Materials provided =>
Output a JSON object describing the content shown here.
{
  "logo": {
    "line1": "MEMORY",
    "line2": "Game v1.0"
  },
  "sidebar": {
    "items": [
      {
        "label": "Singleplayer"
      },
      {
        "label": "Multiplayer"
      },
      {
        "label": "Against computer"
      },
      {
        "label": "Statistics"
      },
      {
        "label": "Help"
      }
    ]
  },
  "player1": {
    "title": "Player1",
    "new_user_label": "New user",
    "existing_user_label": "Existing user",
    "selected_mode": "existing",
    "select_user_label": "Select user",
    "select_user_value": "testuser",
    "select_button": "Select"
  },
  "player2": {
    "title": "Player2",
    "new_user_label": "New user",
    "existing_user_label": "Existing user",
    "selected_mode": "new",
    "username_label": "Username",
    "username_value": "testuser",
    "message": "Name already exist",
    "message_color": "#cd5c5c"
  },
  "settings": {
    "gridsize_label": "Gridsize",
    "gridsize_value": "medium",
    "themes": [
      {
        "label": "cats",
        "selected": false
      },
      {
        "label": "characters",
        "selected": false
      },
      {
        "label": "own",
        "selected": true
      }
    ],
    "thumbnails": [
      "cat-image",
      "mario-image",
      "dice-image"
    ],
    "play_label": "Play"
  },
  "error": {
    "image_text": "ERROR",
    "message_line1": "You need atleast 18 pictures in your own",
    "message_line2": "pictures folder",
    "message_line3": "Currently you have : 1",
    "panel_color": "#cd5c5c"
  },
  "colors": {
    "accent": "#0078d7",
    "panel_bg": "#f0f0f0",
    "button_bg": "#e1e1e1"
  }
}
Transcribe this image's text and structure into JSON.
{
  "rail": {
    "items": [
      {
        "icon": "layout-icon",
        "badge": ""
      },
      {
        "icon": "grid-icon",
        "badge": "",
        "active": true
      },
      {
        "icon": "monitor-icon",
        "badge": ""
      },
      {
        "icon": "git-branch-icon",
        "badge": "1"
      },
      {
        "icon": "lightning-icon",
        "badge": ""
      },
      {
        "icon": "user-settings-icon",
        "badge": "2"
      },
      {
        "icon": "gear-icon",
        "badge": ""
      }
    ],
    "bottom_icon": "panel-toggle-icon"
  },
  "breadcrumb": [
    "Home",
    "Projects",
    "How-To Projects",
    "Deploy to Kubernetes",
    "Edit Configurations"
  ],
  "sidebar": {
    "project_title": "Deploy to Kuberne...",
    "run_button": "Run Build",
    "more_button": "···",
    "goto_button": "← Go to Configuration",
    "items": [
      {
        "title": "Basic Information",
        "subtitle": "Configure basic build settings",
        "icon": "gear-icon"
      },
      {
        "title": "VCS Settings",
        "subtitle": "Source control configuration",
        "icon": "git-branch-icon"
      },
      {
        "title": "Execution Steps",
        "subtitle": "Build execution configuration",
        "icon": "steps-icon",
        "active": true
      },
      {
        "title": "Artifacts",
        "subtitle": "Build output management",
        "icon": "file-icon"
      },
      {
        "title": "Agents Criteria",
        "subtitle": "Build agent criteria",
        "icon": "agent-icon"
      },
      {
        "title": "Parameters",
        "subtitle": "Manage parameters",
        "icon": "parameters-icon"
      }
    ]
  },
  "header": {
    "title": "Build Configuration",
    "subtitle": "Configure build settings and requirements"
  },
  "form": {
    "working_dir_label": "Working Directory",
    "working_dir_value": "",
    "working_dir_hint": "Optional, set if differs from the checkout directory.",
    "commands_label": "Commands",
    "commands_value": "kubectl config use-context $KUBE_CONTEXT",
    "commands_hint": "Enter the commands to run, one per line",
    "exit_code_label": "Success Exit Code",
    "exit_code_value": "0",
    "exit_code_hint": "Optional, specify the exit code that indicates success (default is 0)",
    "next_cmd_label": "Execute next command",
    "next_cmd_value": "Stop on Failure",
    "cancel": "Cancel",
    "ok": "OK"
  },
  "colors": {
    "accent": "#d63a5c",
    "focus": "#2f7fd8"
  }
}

Direction =>
Repeat every entry exactly, please.

Response to the exercise =>
Output a JSON object describing the content shown here.
{
  "logo": {
    "line1": "MEMORY",
    "line2": "Game v1.0"
  },
  "sidebar": {
    "items": [
      {
        "label": "Singleplayer"
      },
      {
        "label": "Multiplayer"
      },
      {
        "label": "Against computer"
      },
      {
        "label": "Statistics"
      },
      {
        "label": "Help"
      }
    ]
  },
  "player1": {
    "title": "Player1",
    "new_user_label": "New user",
    "existing_user_label": "Existing user",
    "selected_mode": "existing",
    "select_user_label": "Select user",
    "select_user_value": "testuser",
    "select_button": "Select"
  },
  "player2": {
    "title": "Player2",
    "new_user_label": "New user",
    "existing_user_label": "Existing user",
    "selected_mode": "new",
    "username_label": "Username",
    "username_value": "testuser",
    "message": "Name already exist",
    "message_color": "#cd5c5c"
  },
  "settings": {
    "gridsize_label": "Gridsize",
    "gridsize_value": "medium",
    "themes": [
      {
        "label": "cats",
        "selected": false
      },
      {
        "label": "characters",
        "selected": false
      },
      {
        "label": "own",
        "selected": true
      }
    ],
    "thumbnails": [
      "cat-image",
      "mario-image",
      "dice-image"
    ],
    "play_label": "Play"
  },
  "error": {
    "image_text": "ERROR",
    "message_line1": "You need atleast 18 pictures in your own",
    "message_line2": "pictures folder",
    "message_line3": "Currently you have : 1",
    "panel_color": "#cd5c5c"
  },
  "colors": {
    "accent": "#0078d7",
    "panel_bg": "#f0f0f0",
    "button_bg": "#e1e1e1"
  }
}
Transcribe this image's text and structure into JSON.
{
  "rail": {
    "items": [
      {
        "icon": "layout-icon",
        "badge": ""
      },
      {
        "icon": "grid-icon",
        "badge": "",
        "active": true
      },
      {
        "icon": "monitor-icon",
        "badge": ""
      },
      {
        "icon": "git-branch-icon",
        "badge": "1"
      },
      {
        "icon": "lightning-icon",
        "badge": ""
      },
      {
        "icon": "user-settings-icon",
        "badge": "2"
      },
      {
        "icon": "gear-icon",
        "badge": ""
      }
    ],
    "bottom_icon": "panel-toggle-icon"
  },
  "breadcrumb": [
    "Home",
    "Projects",
    "How-To Projects",
    "Deploy to Kubernetes",
    "Edit Configurations"
  ],
  "sidebar": {
    "project_title": "Deploy to Kuberne...",
    "run_button": "Run Build",
    "more_button": "···",
    "goto_button": "← Go to Configuration",
    "items": [
      {
        "title": "Basic Information",
        "subtitle": "Configure basic build settings",
        "icon": "gear-icon"
      },
      {
        "title": "VCS Settings",
        "subtitle": "Source control configuration",
        "icon": "git-branch-icon"
      },
      {
        "title": "Execution Steps",
        "subtitle": "Build execution configuration",
        "icon": "steps-icon",
        "active": true
      },
      {
        "title": "Artifacts",
        "subtitle": "Build output management",
        "icon": "file-icon"
      },
      {
        "title": "Agents Criteria",
        "subtitle": "Build agent criteria",
        "icon": "agent-icon"
      },
      {
        "title": "Parameters",
        "subtitle": "Manage parameters",
        "icon": "parameters-icon"
      }
    ]
  },
  "header": {
    "title": "Build Configuration",
    "subtitle": "Configure build settings and requirements"
  },
  "form": {
    "working_dir_label": "Working Directory",
    "working_dir_value": "",
    "working_dir_hint": "Optional, set if differs from the checkout directory.",
    "commands_label": "Commands",
    "commands_value": "kubectl config use-context $KUBE_CONTEXT",
    "commands_hint": "Enter the commands to run, one per line",
    "exit_code_label": "Success Exit Code",
    "exit_code_value": "0",
    "exit_code_hint": "Optional, specify the exit code that indicates success (default is 0)",
    "next_cmd_label": "Execute next command",
    "next_cmd_value": "Stop on Failure",
    "cancel": "Cancel",
    "ok": "OK"
  },
  "colors": {
    "accent": "#d63a5c",
    "focus": "#2f7fd8"
  }
}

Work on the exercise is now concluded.